+++ Entries supplied

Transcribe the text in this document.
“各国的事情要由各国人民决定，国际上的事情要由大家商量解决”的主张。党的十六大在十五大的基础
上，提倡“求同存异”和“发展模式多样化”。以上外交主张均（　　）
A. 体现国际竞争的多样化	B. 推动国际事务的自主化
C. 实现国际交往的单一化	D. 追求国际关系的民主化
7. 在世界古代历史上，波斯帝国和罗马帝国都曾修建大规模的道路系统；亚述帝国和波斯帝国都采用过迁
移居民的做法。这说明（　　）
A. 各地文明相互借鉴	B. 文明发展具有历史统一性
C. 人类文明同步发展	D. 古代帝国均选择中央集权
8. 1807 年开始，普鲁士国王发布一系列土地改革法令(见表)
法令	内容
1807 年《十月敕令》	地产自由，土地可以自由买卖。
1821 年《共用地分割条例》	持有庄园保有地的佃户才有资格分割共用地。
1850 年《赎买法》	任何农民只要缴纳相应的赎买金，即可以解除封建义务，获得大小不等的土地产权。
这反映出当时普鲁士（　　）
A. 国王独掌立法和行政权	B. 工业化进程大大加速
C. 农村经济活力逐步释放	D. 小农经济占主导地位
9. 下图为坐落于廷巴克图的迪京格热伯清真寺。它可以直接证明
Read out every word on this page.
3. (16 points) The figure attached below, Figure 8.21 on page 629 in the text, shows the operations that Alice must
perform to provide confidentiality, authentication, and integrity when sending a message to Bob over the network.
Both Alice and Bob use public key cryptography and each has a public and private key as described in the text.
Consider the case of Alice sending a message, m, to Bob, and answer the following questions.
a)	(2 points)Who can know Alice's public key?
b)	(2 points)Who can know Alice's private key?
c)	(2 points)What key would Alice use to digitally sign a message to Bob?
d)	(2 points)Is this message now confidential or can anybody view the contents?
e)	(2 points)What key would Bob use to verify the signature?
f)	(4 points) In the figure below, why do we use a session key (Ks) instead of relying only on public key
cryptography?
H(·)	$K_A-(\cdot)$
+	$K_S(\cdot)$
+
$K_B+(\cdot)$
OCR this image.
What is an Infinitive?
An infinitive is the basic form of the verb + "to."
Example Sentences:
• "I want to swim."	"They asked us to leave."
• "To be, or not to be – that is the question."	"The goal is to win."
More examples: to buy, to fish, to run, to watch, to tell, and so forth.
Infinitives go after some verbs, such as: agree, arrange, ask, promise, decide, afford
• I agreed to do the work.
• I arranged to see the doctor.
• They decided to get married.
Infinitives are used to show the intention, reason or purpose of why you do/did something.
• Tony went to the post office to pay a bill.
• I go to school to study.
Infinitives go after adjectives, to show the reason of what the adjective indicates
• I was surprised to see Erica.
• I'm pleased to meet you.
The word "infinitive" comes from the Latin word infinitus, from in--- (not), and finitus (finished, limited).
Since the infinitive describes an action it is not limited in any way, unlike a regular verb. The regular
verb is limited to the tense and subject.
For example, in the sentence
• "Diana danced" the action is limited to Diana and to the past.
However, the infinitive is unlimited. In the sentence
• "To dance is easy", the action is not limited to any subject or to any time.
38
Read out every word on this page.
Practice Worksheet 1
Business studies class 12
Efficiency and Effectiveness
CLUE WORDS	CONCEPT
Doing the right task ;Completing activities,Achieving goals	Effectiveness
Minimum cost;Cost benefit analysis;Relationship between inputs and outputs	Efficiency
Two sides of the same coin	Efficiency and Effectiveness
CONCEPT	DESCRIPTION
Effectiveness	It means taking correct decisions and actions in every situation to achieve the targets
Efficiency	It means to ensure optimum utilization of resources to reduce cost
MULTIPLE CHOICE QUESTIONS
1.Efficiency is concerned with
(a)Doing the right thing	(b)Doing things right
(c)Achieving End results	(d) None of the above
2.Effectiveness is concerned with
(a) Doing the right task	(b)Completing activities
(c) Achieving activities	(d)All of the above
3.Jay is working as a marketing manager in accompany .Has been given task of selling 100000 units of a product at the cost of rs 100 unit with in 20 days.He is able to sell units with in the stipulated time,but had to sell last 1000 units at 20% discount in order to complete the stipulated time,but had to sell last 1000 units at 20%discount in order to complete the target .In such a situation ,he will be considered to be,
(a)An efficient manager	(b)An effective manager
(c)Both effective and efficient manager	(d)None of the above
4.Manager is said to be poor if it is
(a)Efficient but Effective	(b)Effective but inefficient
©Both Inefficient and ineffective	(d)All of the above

++++++

### What you will do
Each line of the material above needs to be quoted exactly, please.

### Task output
Transcribe the text in this document.
“各国的事情要由各国人民决定，国际上的事情要由大家商量解决”的主张。党的十六大在十五大的基础
上，提倡“求同存异”和“发展模式多样化”。以上外交主张均（　　）
A. 体现国际竞争的多样化	B. 推动国际事务的自主化
C. 实现国际交往的单一化	D. 追求国际关系的民主化
7. 在世界古代历史上，波斯帝国和罗马帝国都曾修建大规模的道路系统；亚述帝国和波斯帝国都采用过迁
移居民的做法。这说明（　　）
A. 各地文明相互借鉴	B. 文明发展具有历史统一性
C. 人类文明同步发展	D. 古代帝国均选择中央集权
8. 1807 年开始，普鲁士国王发布一系列土地改革法令(见表)
法令	内容
1807 年《十月敕令》	地产自由，土地可以自由买卖。
1821 年《共用地分割条例》	持有庄园保有地的佃户才有资格分割共用地。
1850 年《赎买法》	任何农民只要缴纳相应的赎买金，即可以解除封建义务，获得大小不等的土地产权。
这反映出当时普鲁士（　　）
A. 国王独掌立法和行政权	B. 工业化进程大大加速
C. 农村经济活力逐步释放	D. 小农经济占主导地位
9. 下图为坐落于廷巴克图的迪京格热伯清真寺。它可以直接证明
Read out every word on this page.
3. (16 points) The figure attached below, Figure 8.21 on page 629 in the text, shows the operations that Alice must
perform to provide confidentiality, authentication, and integrity when sending a message to Bob over the network.
Both Alice and Bob use public key cryptography and each has a public and private key as described in the text.
Consider the case of Alice sending a message, m, to Bob, and answer the following questions.
a)	(2 points)Who can know Alice's public key?
b)	(2 points)Who can know Alice's private key?
c)	(2 points)What key would Alice use to digitally sign a message to Bob?
d)	(2 points)Is this message now confidential or can anybody view the contents?
e)	(2 points)What key would Bob use to verify the signature?
f)	(4 points) In the figure below, why do we use a session key (Ks) instead of relying only on public key
cryptography?
H(·)	$K_A-(\cdot)$
+	$K_S(\cdot)$
+
$K_B+(\cdot)$
OCR this image.
What is an Infinitive?
An infinitive is the basic form of the verb + "to."
Example Sentences:
• "I want to swim."	"They asked us to leave."
• "To be, or not to be – that is the question."	"The goal is to win."
More examples: to buy, to fish, to run, to watch, to tell, and so forth.
Infinitives go after some verbs, such as: agree, arrange, ask, promise, decide, afford
• I agreed to do the work.
• I arranged to see the doctor.
• They decided to get married.
Infinitives are used to show the intention, reason or purpose of why you do/did something.
• Tony went to the post office to pay a bill.
• I go to school to study.
Infinitives go after adjectives, to show the reason of what the adjective indicates
• I was surprised to see Erica.
• I'm pleased to meet you.
The word "infinitive" comes from the Latin word infinitus, from in--- (not), and finitus (finished, limited).
Since the infinitive describes an action it is not limited in any way, unlike a regular verb. The regular
verb is limited to the tense and subject.
For example, in the sentence
• "Diana danced" the action is limited to Diana and to the past.
However, the infinitive is unlimited. In the sentence
• "To dance is easy", the action is not limited to any subject or to any time.
38
Read out every word on this page.
Practice Worksheet 1
Business studies class 12
Efficiency and Effectiveness
CLUE WORDS	CONCEPT
Doing the right task ;Completing activities,Achieving goals	Effectiveness
Minimum cost;Cost benefit analysis;Relationship between inputs and outputs	Efficiency
Two sides of the same coin	Efficiency and Effectiveness
CONCEPT	DESCRIPTION
Effectiveness	It means taking correct decisions and actions in every situation to achieve the targets
Efficiency	It means to ensure optimum utilization of resources to reduce cost
MULTIPLE CHOICE QUESTIONS
1.Efficiency is concerned with
(a)Doing the right thing	(b)Doing things right
(c)Achieving End results	(d) None of the above
2.Effectiveness is concerned with
(a) Doing the right task	(b)Completing activities
(c) Achieving activities	(d)All of the above
3.Jay is working as a marketing manager in accompany .Has been given task of selling 100000 units of a product at the cost of rs 100 unit with in 20 days.He is able to sell units with in the stipulated time,but had to sell last 1000 units at 20% discount in order to complete the stipulated time,but had to sell last 1000 units at 20%discount in order to complete the target .In such a situation ,he will be considered to be,
(a)An efficient manager	(b)An effective manager
(c)Both effective and efficient manager	(d)None of the above
4.Manager is said to be poor if it is
(a)Efficient but Effective	(b)Effective but inefficient
©Both Inefficient and ineffective	(d)All of the above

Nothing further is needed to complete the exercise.